[Figure content listings]
____
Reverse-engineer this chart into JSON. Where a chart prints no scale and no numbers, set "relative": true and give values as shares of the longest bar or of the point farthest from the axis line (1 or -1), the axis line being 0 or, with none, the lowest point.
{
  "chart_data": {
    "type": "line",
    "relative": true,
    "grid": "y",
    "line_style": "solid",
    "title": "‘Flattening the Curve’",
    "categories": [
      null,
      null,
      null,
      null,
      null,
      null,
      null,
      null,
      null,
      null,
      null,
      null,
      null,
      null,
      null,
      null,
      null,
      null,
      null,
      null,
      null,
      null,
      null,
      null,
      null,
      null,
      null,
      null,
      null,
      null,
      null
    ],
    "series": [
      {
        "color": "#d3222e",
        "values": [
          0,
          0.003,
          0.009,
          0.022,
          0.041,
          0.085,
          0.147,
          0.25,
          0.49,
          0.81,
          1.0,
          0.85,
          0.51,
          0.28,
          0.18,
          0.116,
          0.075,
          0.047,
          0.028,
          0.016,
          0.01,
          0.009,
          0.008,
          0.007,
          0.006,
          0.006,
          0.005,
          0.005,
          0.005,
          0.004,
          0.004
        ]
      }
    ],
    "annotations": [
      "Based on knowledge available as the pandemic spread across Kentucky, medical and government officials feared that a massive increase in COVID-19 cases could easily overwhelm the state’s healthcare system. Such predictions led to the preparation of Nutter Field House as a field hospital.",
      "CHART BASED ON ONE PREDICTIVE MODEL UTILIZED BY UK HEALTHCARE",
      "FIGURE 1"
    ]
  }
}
____
Write out the entries above word for word.

Reverse-engineer this chart into JSON. Where a chart prints no scale and no numbers, set "relative": true and give values as shares of the longest bar or of the point farthest from the axis line (1 or -1), the axis line being 0 or, with none, the lowest point.
{
  "chart_data": {
    "type": "line",
    "relative": true,
    "grid": "y",
    "line_style": "solid",
    "title": "‘Flattening the Curve’",
    "categories": [
      null,
      null,
      null,
      null,
      null,
      null,
      null,
      null,
      null,
      null,
      null,
      null,
      null,
      null,
      null,
      null,
      null,
      null,
      null,
      null,
      null,
      null,
      null,
      null,
      null,
      null,
      null,
      null,
      null,
      null,
      null
    ],
    "series": [
      {
        "color": "#d3222e",
        "values": [
          0,
          0.003,
          0.009,
          0.022,
          0.041,
          0.085,
          0.147,
          0.25,
          0.49,
          0.81,
          1.0,
          0.85,
          0.51,
          0.28,
          0.18,
          0.116,
          0.075,
          0.047,
          0.028,
          0.016,
          0.01,
          0.009,
          0.008,
          0.007,
          0.006,
          0.006,
          0.005,
          0.005,
          0.005,
          0.004,
          0.004
        ]
      }
    ],
    "annotations": [
      "Based on knowledge available as the pandemic spread across Kentucky, medical and government officials feared that a massive increase in COVID-19 cases could easily overwhelm the state’s healthcare system. Such predictions led to the preparation of Nutter Field House as a field hospital.",
      "CHART BASED ON ONE PREDICTIVE MODEL UTILIZED BY UK HEALTHCARE",
      "FIGURE 1"
    ]
  }
}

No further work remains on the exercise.